§ **Written task**:
Extract every line that contains the string "screenshot".
-- BEGIN Recorded data --
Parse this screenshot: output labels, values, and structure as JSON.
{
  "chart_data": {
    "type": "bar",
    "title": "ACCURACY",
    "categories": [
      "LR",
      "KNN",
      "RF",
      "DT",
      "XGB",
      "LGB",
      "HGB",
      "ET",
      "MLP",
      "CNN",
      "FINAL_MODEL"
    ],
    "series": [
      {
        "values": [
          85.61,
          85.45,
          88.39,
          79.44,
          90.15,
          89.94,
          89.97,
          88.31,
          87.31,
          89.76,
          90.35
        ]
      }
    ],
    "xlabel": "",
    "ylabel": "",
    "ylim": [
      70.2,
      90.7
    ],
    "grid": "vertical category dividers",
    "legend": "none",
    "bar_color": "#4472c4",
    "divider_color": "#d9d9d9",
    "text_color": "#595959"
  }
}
-- END Recorded data --
-- BEGIN Recorded data --
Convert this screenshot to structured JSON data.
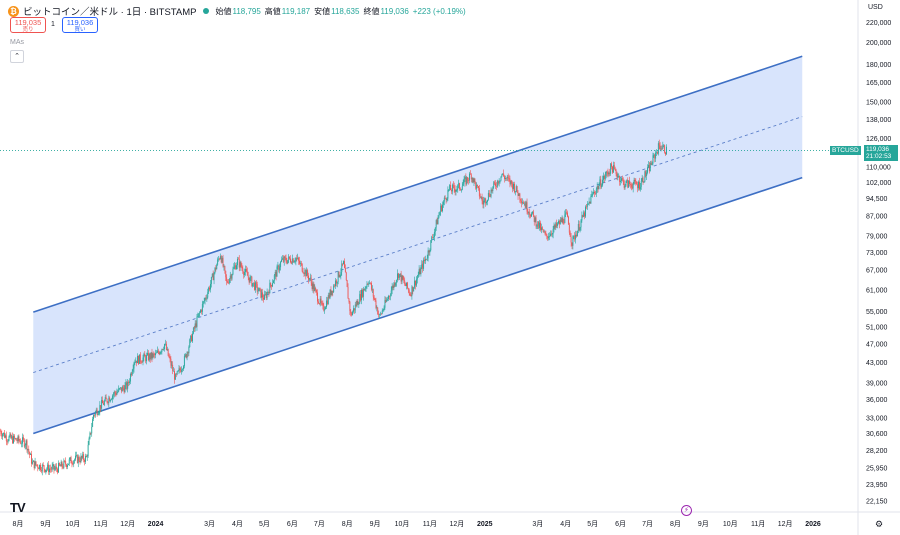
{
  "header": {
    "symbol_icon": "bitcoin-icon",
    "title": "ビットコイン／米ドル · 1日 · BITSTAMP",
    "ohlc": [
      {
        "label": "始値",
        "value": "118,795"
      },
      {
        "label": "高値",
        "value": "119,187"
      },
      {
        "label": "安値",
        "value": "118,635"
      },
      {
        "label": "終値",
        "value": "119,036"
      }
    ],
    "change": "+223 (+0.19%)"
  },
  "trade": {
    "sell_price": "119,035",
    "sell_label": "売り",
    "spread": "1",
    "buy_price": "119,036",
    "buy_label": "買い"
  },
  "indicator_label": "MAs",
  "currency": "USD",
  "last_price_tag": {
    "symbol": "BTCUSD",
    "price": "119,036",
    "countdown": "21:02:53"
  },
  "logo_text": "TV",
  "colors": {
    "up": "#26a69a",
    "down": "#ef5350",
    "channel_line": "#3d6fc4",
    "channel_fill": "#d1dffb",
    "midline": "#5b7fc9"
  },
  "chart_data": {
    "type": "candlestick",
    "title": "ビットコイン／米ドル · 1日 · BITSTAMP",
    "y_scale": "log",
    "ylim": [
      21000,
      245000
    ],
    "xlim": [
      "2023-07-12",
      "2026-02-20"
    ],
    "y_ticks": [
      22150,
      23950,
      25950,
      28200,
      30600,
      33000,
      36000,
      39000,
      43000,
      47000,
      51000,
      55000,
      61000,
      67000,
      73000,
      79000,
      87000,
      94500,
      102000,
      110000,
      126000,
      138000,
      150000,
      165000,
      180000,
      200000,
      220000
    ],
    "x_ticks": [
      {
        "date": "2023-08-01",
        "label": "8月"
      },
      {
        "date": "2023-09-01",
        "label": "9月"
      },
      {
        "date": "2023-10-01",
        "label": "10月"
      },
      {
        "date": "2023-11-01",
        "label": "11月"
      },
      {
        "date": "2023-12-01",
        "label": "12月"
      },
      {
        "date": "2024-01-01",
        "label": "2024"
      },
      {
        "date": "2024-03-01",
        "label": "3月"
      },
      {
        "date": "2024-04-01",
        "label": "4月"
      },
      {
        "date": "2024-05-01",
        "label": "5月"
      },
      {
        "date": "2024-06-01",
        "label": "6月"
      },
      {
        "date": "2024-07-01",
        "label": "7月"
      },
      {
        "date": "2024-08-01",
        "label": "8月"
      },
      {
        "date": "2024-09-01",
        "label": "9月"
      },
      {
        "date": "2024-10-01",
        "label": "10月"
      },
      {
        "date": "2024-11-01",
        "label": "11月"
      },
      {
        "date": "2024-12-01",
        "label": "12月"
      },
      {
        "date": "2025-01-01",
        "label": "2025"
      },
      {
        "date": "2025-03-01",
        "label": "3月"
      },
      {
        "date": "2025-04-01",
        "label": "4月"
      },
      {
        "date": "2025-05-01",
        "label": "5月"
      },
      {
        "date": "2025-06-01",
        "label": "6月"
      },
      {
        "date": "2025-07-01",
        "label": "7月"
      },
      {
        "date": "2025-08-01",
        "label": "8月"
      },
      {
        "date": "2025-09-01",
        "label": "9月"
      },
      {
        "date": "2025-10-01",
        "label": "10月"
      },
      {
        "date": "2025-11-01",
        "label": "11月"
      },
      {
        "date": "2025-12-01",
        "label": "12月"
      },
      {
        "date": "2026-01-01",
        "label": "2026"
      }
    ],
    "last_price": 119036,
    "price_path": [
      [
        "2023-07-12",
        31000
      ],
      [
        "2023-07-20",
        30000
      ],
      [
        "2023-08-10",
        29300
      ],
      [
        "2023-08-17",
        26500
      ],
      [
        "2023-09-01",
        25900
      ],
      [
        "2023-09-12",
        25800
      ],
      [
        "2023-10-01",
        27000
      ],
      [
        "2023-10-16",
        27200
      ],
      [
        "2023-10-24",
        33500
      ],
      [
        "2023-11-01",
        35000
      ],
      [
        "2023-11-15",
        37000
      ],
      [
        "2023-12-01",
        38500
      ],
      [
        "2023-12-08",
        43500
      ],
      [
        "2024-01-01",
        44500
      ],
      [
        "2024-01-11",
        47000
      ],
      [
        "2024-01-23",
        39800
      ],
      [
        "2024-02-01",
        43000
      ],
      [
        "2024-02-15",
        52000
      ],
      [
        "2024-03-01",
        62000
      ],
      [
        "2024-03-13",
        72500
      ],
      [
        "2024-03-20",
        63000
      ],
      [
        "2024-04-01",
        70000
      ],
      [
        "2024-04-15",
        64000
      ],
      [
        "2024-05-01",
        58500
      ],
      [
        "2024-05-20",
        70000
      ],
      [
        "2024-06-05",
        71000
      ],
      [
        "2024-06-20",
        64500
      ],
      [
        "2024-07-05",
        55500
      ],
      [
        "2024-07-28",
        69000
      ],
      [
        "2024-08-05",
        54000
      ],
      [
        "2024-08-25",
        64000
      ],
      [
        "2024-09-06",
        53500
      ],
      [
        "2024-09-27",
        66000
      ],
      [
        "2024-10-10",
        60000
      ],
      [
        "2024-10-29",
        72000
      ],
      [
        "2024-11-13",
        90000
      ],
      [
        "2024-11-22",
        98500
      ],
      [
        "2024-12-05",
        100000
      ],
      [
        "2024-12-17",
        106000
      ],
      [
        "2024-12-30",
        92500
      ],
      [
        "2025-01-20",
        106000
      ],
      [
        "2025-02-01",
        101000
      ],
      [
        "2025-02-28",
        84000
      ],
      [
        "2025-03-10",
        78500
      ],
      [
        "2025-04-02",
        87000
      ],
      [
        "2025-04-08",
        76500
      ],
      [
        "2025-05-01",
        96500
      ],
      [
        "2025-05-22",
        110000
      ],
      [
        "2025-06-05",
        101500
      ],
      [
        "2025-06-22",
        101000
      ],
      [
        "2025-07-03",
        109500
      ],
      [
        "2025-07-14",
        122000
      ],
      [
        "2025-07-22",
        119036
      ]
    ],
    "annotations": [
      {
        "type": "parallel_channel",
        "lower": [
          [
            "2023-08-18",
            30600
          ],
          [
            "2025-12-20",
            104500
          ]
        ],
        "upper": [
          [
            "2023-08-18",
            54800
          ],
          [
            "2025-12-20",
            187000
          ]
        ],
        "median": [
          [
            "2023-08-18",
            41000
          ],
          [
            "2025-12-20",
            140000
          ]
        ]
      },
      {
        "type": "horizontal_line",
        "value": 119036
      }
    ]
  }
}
-- END Recorded data --
§ **Correct output**:
Parse this screenshot: output labels, values, and structure as JSON.
Convert this screenshot to structured JSON data.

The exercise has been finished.